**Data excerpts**
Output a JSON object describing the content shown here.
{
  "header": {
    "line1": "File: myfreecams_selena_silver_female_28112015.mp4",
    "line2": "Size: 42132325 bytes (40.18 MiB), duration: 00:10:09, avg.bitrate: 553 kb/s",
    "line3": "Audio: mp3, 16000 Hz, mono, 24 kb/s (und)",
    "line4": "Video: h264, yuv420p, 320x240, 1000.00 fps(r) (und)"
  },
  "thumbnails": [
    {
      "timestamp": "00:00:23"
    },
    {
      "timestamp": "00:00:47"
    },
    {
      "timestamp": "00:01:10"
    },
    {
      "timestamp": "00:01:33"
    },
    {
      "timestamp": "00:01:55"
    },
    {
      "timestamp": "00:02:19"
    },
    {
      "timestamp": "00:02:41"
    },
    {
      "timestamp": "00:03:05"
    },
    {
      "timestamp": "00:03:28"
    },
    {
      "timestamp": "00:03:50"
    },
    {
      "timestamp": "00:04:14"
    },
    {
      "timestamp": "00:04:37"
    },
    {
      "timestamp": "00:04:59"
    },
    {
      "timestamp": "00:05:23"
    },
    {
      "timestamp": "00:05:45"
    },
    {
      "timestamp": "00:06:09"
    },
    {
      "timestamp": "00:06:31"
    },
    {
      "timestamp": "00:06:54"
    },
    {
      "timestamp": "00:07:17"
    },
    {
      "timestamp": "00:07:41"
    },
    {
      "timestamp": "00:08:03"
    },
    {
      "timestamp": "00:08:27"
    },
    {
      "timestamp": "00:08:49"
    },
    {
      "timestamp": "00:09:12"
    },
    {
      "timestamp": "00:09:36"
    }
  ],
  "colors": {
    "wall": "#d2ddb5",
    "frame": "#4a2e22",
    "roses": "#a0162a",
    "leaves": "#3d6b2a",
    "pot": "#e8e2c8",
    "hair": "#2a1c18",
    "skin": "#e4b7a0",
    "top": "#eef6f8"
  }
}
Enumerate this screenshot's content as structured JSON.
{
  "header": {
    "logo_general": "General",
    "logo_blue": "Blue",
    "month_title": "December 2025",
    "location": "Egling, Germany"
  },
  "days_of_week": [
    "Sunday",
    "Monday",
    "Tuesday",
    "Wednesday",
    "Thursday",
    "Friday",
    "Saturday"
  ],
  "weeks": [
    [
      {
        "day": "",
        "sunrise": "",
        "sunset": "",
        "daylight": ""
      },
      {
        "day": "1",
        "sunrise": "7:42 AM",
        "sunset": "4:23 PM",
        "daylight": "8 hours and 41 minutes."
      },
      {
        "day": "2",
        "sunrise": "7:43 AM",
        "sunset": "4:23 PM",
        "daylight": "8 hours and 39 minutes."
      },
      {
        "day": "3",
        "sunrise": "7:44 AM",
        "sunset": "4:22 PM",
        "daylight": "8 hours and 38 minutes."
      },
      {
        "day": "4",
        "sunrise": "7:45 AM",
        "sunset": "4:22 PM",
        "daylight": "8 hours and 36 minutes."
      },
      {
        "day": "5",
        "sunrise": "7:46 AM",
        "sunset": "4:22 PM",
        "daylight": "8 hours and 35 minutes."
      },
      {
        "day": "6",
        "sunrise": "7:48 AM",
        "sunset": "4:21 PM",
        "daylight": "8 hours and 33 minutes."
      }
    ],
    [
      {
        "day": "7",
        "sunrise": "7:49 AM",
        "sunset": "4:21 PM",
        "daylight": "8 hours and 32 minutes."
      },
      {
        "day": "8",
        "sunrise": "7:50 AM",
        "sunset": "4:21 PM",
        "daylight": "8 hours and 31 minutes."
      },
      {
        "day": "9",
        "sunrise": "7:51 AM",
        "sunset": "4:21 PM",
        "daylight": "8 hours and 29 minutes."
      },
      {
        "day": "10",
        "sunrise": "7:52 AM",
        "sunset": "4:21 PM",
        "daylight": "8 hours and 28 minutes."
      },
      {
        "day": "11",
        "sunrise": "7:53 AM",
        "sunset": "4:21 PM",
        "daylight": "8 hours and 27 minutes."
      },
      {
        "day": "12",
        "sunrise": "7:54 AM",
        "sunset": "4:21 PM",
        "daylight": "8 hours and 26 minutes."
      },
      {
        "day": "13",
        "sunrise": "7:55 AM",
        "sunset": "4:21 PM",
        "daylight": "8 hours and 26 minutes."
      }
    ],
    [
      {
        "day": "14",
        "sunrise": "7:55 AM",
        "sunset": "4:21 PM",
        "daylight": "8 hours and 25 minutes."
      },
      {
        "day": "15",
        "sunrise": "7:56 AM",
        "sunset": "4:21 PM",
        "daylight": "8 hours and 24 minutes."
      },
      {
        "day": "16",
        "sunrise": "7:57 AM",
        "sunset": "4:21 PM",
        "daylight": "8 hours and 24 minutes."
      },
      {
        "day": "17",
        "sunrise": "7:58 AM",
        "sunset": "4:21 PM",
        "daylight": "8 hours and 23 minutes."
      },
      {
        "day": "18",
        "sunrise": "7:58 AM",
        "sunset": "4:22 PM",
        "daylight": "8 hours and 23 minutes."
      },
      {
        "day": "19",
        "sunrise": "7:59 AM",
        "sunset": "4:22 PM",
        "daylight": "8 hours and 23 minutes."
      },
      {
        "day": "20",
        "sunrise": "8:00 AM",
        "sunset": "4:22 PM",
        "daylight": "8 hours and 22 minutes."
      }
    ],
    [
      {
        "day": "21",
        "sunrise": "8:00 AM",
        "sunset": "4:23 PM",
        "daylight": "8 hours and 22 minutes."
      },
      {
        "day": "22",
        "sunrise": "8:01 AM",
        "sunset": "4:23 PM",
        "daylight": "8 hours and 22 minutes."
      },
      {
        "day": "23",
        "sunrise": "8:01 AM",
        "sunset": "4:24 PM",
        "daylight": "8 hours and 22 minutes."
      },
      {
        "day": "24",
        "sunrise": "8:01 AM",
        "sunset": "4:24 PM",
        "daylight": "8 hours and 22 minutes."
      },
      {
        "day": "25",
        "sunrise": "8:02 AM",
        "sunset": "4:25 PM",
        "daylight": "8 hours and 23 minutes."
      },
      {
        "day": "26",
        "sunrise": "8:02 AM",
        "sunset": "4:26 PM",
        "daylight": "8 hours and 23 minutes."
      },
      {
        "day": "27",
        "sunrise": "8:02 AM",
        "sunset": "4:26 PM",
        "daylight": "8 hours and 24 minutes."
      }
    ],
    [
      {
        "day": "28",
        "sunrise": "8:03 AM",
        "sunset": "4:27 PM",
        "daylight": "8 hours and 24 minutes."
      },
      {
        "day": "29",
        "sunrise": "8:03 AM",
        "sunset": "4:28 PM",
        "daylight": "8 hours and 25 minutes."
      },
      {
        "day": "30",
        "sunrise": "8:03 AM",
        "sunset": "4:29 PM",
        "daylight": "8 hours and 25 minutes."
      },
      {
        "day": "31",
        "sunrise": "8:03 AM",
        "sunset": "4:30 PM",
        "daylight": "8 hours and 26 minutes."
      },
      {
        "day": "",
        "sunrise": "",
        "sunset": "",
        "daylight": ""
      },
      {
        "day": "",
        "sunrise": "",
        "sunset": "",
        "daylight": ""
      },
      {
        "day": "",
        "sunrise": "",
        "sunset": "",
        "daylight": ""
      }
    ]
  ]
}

**DIRECTIONS**
Transcribe the material above word for word.

**RESPONSE TO THE TASK**
Output a JSON object describing the content shown here.
{
  "header": {
    "line1": "File: myfreecams_selena_silver_female_28112015.mp4",
    "line2": "Size: 42132325 bytes (40.18 MiB), duration: 00:10:09, avg.bitrate: 553 kb/s",
    "line3": "Audio: mp3, 16000 Hz, mono, 24 kb/s (und)",
    "line4": "Video: h264, yuv420p, 320x240, 1000.00 fps(r) (und)"
  },
  "thumbnails": [
    {
      "timestamp": "00:00:23"
    },
    {
      "timestamp": "00:00:47"
    },
    {
      "timestamp": "00:01:10"
    },
    {
      "timestamp": "00:01:33"
    },
    {
      "timestamp": "00:01:55"
    },
    {
      "timestamp": "00:02:19"
    },
    {
      "timestamp": "00:02:41"
    },
    {
      "timestamp": "00:03:05"
    },
    {
      "timestamp": "00:03:28"
    },
    {
      "timestamp": "00:03:50"
    },
    {
      "timestamp": "00:04:14"
    },
    {
      "timestamp": "00:04:37"
    },
    {
      "timestamp": "00:04:59"
    },
    {
      "timestamp": "00:05:23"
    },
    {
      "timestamp": "00:05:45"
    },
    {
      "timestamp": "00:06:09"
    },
    {
      "timestamp": "00:06:31"
    },
    {
      "timestamp": "00:06:54"
    },
    {
      "timestamp": "00:07:17"
    },
    {
      "timestamp": "00:07:41"
    },
    {
      "timestamp": "00:08:03"
    },
    {
      "timestamp": "00:08:27"
    },
    {
      "timestamp": "00:08:49"
    },
    {
      "timestamp": "00:09:12"
    },
    {
      "timestamp": "00:09:36"
    }
  ],
  "colors": {
    "wall": "#d2ddb5",
    "frame": "#4a2e22",
    "roses": "#a0162a",
    "leaves": "#3d6b2a",
    "pot": "#e8e2c8",
    "hair": "#2a1c18",
    "skin": "#e4b7a0",
    "top": "#eef6f8"
  }
}
Enumerate this screenshot's content as structured JSON.
{
  "header": {
    "logo_general": "General",
    "logo_blue": "Blue",
    "month_title": "December 2025",
    "location": "Egling, Germany"
  },
  "days_of_week": [
    "Sunday",
    "Monday",
    "Tuesday",
    "Wednesday",
    "Thursday",
    "Friday",
    "Saturday"
  ],
  "weeks": [
    [
      {
        "day": "",
        "sunrise": "",
        "sunset": "",
        "daylight": ""
      },
      {
        "day": "1",
        "sunrise": "7:42 AM",
        "sunset": "4:23 PM",
        "daylight": "8 hours and 41 minutes."
      },
      {
        "day": "2",
        "sunrise": "7:43 AM",
        "sunset": "4:23 PM",
        "daylight": "8 hours and 39 minutes."
      },
      {
        "day": "3",
        "sunrise": "7:44 AM",
        "sunset": "4:22 PM",
        "daylight": "8 hours and 38 minutes."
      },
      {
        "day": "4",
        "sunrise": "7:45 AM",
        "sunset": "4:22 PM",
        "daylight": "8 hours and 36 minutes."
      },
      {
        "day": "5",
        "sunrise": "7:46 AM",
        "sunset": "4:22 PM",
        "daylight": "8 hours and 35 minutes."
      },
      {
        "day": "6",
        "sunrise": "7:48 AM",
        "sunset": "4:21 PM",
        "daylight": "8 hours and 33 minutes."
      }
    ],
    [
      {
        "day": "7",
        "sunrise": "7:49 AM",
        "sunset": "4:21 PM",
        "daylight": "8 hours and 32 minutes."
      },
      {
        "day": "8",
        "sunrise": "7:50 AM",
        "sunset": "4:21 PM",
        "daylight": "8 hours and 31 minutes."
      },
      {
        "day": "9",
        "sunrise": "7:51 AM",
        "sunset": "4:21 PM",
        "daylight": "8 hours and 29 minutes."
      },
      {
        "day": "10",
        "sunrise": "7:52 AM",
        "sunset": "4:21 PM",
        "daylight": "8 hours and 28 minutes."
      },
      {
        "day": "11",
        "sunrise": "7:53 AM",
        "sunset": "4:21 PM",
        "daylight": "8 hours and 27 minutes."
      },
      {
        "day": "12",
        "sunrise": "7:54 AM",
        "sunset": "4:21 PM",
        "daylight": "8 hours and 26 minutes."
      },
      {
        "day": "13",
        "sunrise": "7:55 AM",
        "sunset": "4:21 PM",
        "daylight": "8 hours and 26 minutes."
      }
    ],
    [
      {
        "day": "14",
        "sunrise": "7:55 AM",
        "sunset": "4:21 PM",
        "daylight": "8 hours and 25 minutes."
      },
      {
        "day": "15",
        "sunrise": "7:56 AM",
        "sunset": "4:21 PM",
        "daylight": "8 hours and 24 minutes."
      },
      {
        "day": "16",
        "sunrise": "7:57 AM",
        "sunset": "4:21 PM",
        "daylight": "8 hours and 24 minutes."
      },
      {
        "day": "17",
        "sunrise": "7:58 AM",
        "sunset": "4:21 PM",
        "daylight": "8 hours and 23 minutes."
      },
      {
        "day": "18",
        "sunrise": "7:58 AM",
        "sunset": "4:22 PM",
        "daylight": "8 hours and 23 minutes."
      },
      {
        "day": "19",
        "sunrise": "7:59 AM",
        "sunset": "4:22 PM",
        "daylight": "8 hours and 23 minutes."
      },
      {
        "day": "20",
        "sunrise": "8:00 AM",
        "sunset": "4:22 PM",
        "daylight": "8 hours and 22 minutes."
      }
    ],
    [
      {
        "day": "21",
        "sunrise": "8:00 AM",
        "sunset": "4:23 PM",
        "daylight": "8 hours and 22 minutes."
      },
      {
        "day": "22",
        "sunrise": "8:01 AM",
        "sunset": "4:23 PM",
        "daylight": "8 hours and 22 minutes."
      },
      {
        "day": "23",
        "sunrise": "8:01 AM",
        "sunset": "4:24 PM",
        "daylight": "8 hours and 22 minutes."
      },
      {
        "day": "24",
        "sunrise": "8:01 AM",
        "sunset": "4:24 PM",
        "daylight": "8 hours and 22 minutes."
      },
      {
        "day": "25",
        "sunrise": "8:02 AM",
        "sunset": "4:25 PM",
        "daylight": "8 hours and 23 minutes."
      },
      {
        "day": "26",
        "sunrise": "8:02 AM",
        "sunset": "4:26 PM",
        "daylight": "8 hours and 23 minutes."
      },
      {
        "day": "27",
        "sunrise": "8:02 AM",
        "sunset": "4:26 PM",
        "daylight": "8 hours and 24 minutes."
      }
    ],
    [
      {
        "day": "28",
        "sunrise": "8:03 AM",
        "sunset": "4:27 PM",
        "daylight": "8 hours and 24 minutes."
      },
      {
        "day": "29",
        "sunrise": "8:03 AM",
        "sunset": "4:28 PM",
        "daylight": "8 hours and 25 minutes."
      },
      {
        "day": "30",
        "sunrise": "8:03 AM",
        "sunset": "4:29 PM",
        "daylight": "8 hours and 25 minutes."
      },
      {
        "day": "31",
        "sunrise": "8:03 AM",
        "sunset": "4:30 PM",
        "daylight": "8 hours and 26 minutes."
      },
      {
        "day": "",
        "sunrise": "",
        "sunset": "",
        "daylight": ""
      },
      {
        "day": "",
        "sunrise": "",
        "sunset": "",
        "daylight": ""
      },
      {
        "day": "",
        "sunrise": "",
        "sunset": "",
        "daylight": ""
      }
    ]
  ]
}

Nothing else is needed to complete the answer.